(Dataset records)
################
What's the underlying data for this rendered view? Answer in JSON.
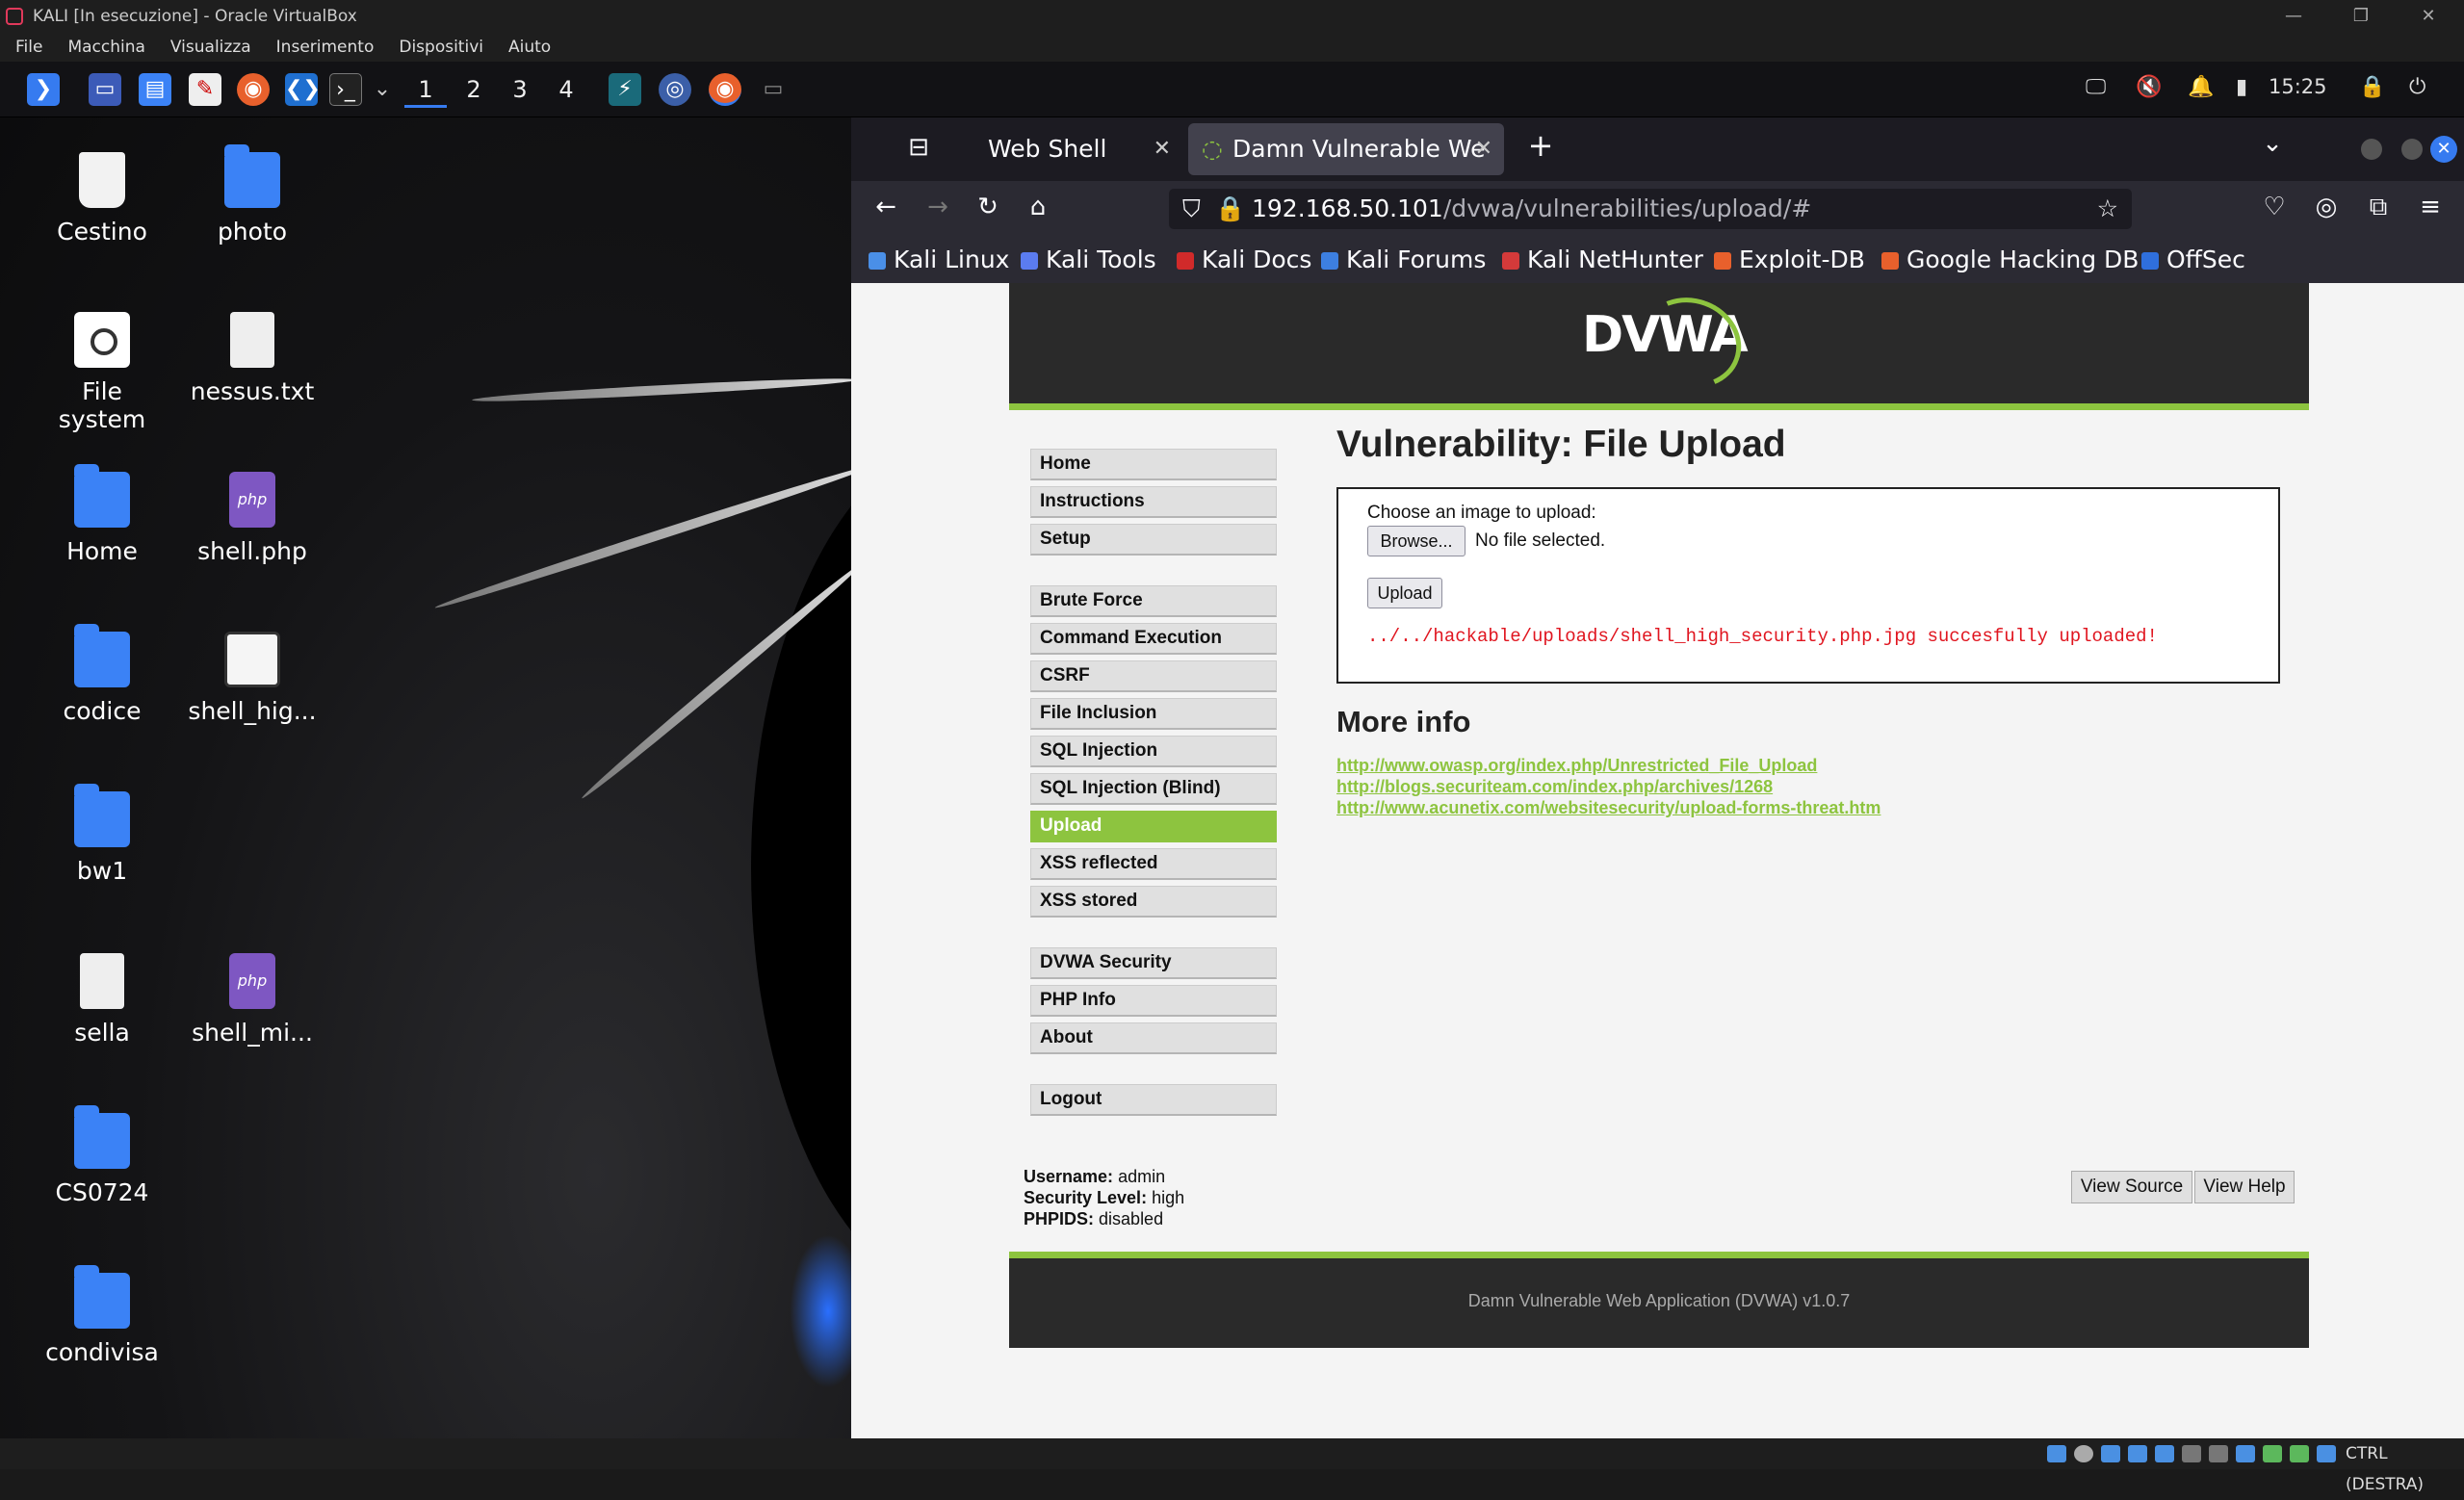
{
  "vbox": {
    "title": "KALI [In esecuzione] - Oracle VirtualBox",
    "menu": [
      "File",
      "Macchina",
      "Visualizza",
      "Inserimento",
      "Dispositivi",
      "Aiuto"
    ],
    "host_key": "CTRL (DESTRA)"
  },
  "panel": {
    "workspaces": [
      "1",
      "2",
      "3",
      "4"
    ],
    "time": "15:25"
  },
  "desktop": {
    "icons": [
      {
        "label": "Cestino",
        "icon": "trash-icon"
      },
      {
        "label": "photo",
        "icon": "folder-icon"
      },
      {
        "label": "File system",
        "icon": "drive-icon"
      },
      {
        "label": "nessus.txt",
        "icon": "text-file-icon"
      },
      {
        "label": "Home",
        "icon": "home-folder-icon"
      },
      {
        "label": "shell.php",
        "icon": "php-file-icon"
      },
      {
        "label": "codice",
        "icon": "folder-icon"
      },
      {
        "label": "shell_hig...",
        "icon": "vscode-file-icon"
      },
      {
        "label": "bw1",
        "icon": "folder-icon"
      },
      {
        "label": "sella",
        "icon": "text-file-icon"
      },
      {
        "label": "shell_mi...",
        "icon": "php-file-icon"
      },
      {
        "label": "CS0724",
        "icon": "folder-icon"
      },
      {
        "label": "condivisa",
        "icon": "folder-icon"
      }
    ]
  },
  "browser": {
    "tabs": [
      {
        "label": "Web Shell"
      },
      {
        "label": "Damn Vulnerable We"
      }
    ],
    "url_host": "192.168.50.101",
    "url_path": "/dvwa/vulnerabilities/upload/#",
    "bookmarks": [
      {
        "label": "Kali Linux",
        "color": "#4a8fe7"
      },
      {
        "label": "Kali Tools",
        "color": "#5b7cf0"
      },
      {
        "label": "Kali Docs",
        "color": "#d12a2a"
      },
      {
        "label": "Kali Forums",
        "color": "#3d7fe0"
      },
      {
        "label": "Kali NetHunter",
        "color": "#d43a3a"
      },
      {
        "label": "Exploit-DB",
        "color": "#e8602c"
      },
      {
        "label": "Google Hacking DB",
        "color": "#e8602c"
      },
      {
        "label": "OffSec",
        "color": "#2f6fdc"
      }
    ]
  },
  "dvwa": {
    "logo": "DVWA",
    "menu_group1": [
      "Home",
      "Instructions",
      "Setup"
    ],
    "menu_group2": [
      "Brute Force",
      "Command Execution",
      "CSRF",
      "File Inclusion",
      "SQL Injection",
      "SQL Injection (Blind)",
      "Upload",
      "XSS reflected",
      "XSS stored"
    ],
    "menu_group3": [
      "DVWA Security",
      "PHP Info",
      "About"
    ],
    "menu_group4": [
      "Logout"
    ],
    "selected": "Upload",
    "heading": "Vulnerability: File Upload",
    "choose_label": "Choose an image to upload:",
    "browse_button": "Browse...",
    "no_file": "No file selected.",
    "upload_button": "Upload",
    "message": "../../hackable/uploads/shell_high_security.php.jpg succesfully uploaded!",
    "more_info": "More info",
    "links": [
      "http://www.owasp.org/index.php/Unrestricted_File_Upload",
      "http://blogs.securiteam.com/index.php/archives/1268",
      "http://www.acunetix.com/websitesecurity/upload-forms-threat.htm"
    ],
    "username_label": "Username:",
    "username": "admin",
    "security_label": "Security Level:",
    "security": "high",
    "phpids_label": "PHPIDS:",
    "phpids": "disabled",
    "view_source": "View Source",
    "view_help": "View Help",
    "footer": "Damn Vulnerable Web Application (DVWA) v1.0.7"
  }
}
################
» The request
Extract the full listing exactly, with the pictures left out.

» Result of the task
What's the underlying data for this rendered view? Answer in JSON.
{
  "vbox": {
    "title": "KALI [In esecuzione] - Oracle VirtualBox",
    "menu": [
      "File",
      "Macchina",
      "Visualizza",
      "Inserimento",
      "Dispositivi",
      "Aiuto"
    ],
    "host_key": "CTRL (DESTRA)"
  },
  "panel": {
    "workspaces": [
      "1",
      "2",
      "3",
      "4"
    ],
    "time": "15:25"
  },
  "desktop": {
    "icons": [
      {
        "label": "Cestino",
        "icon": "trash-icon"
      },
      {
        "label": "photo",
        "icon": "folder-icon"
      },
      {
        "label": "File system",
        "icon": "drive-icon"
      },
      {
        "label": "nessus.txt",
        "icon": "text-file-icon"
      },
      {
        "label": "Home",
        "icon": "home-folder-icon"
      },
      {
        "label": "shell.php",
        "icon": "php-file-icon"
      },
      {
        "label": "codice",
        "icon": "folder-icon"
      },
      {
        "label": "shell_hig...",
        "icon": "vscode-file-icon"
      },
      {
        "label": "bw1",
        "icon": "folder-icon"
      },
      {
        "label": "sella",
        "icon": "text-file-icon"
      },
      {
        "label": "shell_mi...",
        "icon": "php-file-icon"
      },
      {
        "label": "CS0724",
        "icon": "folder-icon"
      },
      {
        "label": "condivisa",
        "icon": "folder-icon"
      }
    ]
  },
  "browser": {
    "tabs": [
      {
        "label": "Web Shell"
      },
      {
        "label": "Damn Vulnerable We"
      }
    ],
    "url_host": "192.168.50.101",
    "url_path": "/dvwa/vulnerabilities/upload/#",
    "bookmarks": [
      {
        "label": "Kali Linux",
        "color": "#4a8fe7"
      },
      {
        "label": "Kali Tools",
        "color": "#5b7cf0"
      },
      {
        "label": "Kali Docs",
        "color": "#d12a2a"
      },
      {
        "label": "Kali Forums",
        "color": "#3d7fe0"
      },
      {
        "label": "Kali NetHunter",
        "color": "#d43a3a"
      },
      {
        "label": "Exploit-DB",
        "color": "#e8602c"
      },
      {
        "label": "Google Hacking DB",
        "color": "#e8602c"
      },
      {
        "label": "OffSec",
        "color": "#2f6fdc"
      }
    ]
  },
  "dvwa": {
    "logo": "DVWA",
    "menu_group1": [
      "Home",
      "Instructions",
      "Setup"
    ],
    "menu_group2": [
      "Brute Force",
      "Command Execution",
      "CSRF",
      "File Inclusion",
      "SQL Injection",
      "SQL Injection (Blind)",
      "Upload",
      "XSS reflected",
      "XSS stored"
    ],
    "menu_group3": [
      "DVWA Security",
      "PHP Info",
      "About"
    ],
    "menu_group4": [
      "Logout"
    ],
    "selected": "Upload",
    "heading": "Vulnerability: File Upload",
    "choose_label": "Choose an image to upload:",
    "browse_button": "Browse...",
    "no_file": "No file selected.",
    "upload_button": "Upload",
    "message": "../../hackable/uploads/shell_high_security.php.jpg succesfully uploaded!",
    "more_info": "More info",
    "links": [
      "http://www.owasp.org/index.php/Unrestricted_File_Upload",
      "http://blogs.securiteam.com/index.php/archives/1268",
      "http://www.acunetix.com/websitesecurity/upload-forms-threat.htm"
    ],
    "username_label": "Username:",
    "username": "admin",
    "security_label": "Security Level:",
    "security": "high",
    "phpids_label": "PHPIDS:",
    "phpids": "disabled",
    "view_source": "View Source",
    "view_help": "View Help",
    "footer": "Damn Vulnerable Web Application (DVWA) v1.0.7"
  }
}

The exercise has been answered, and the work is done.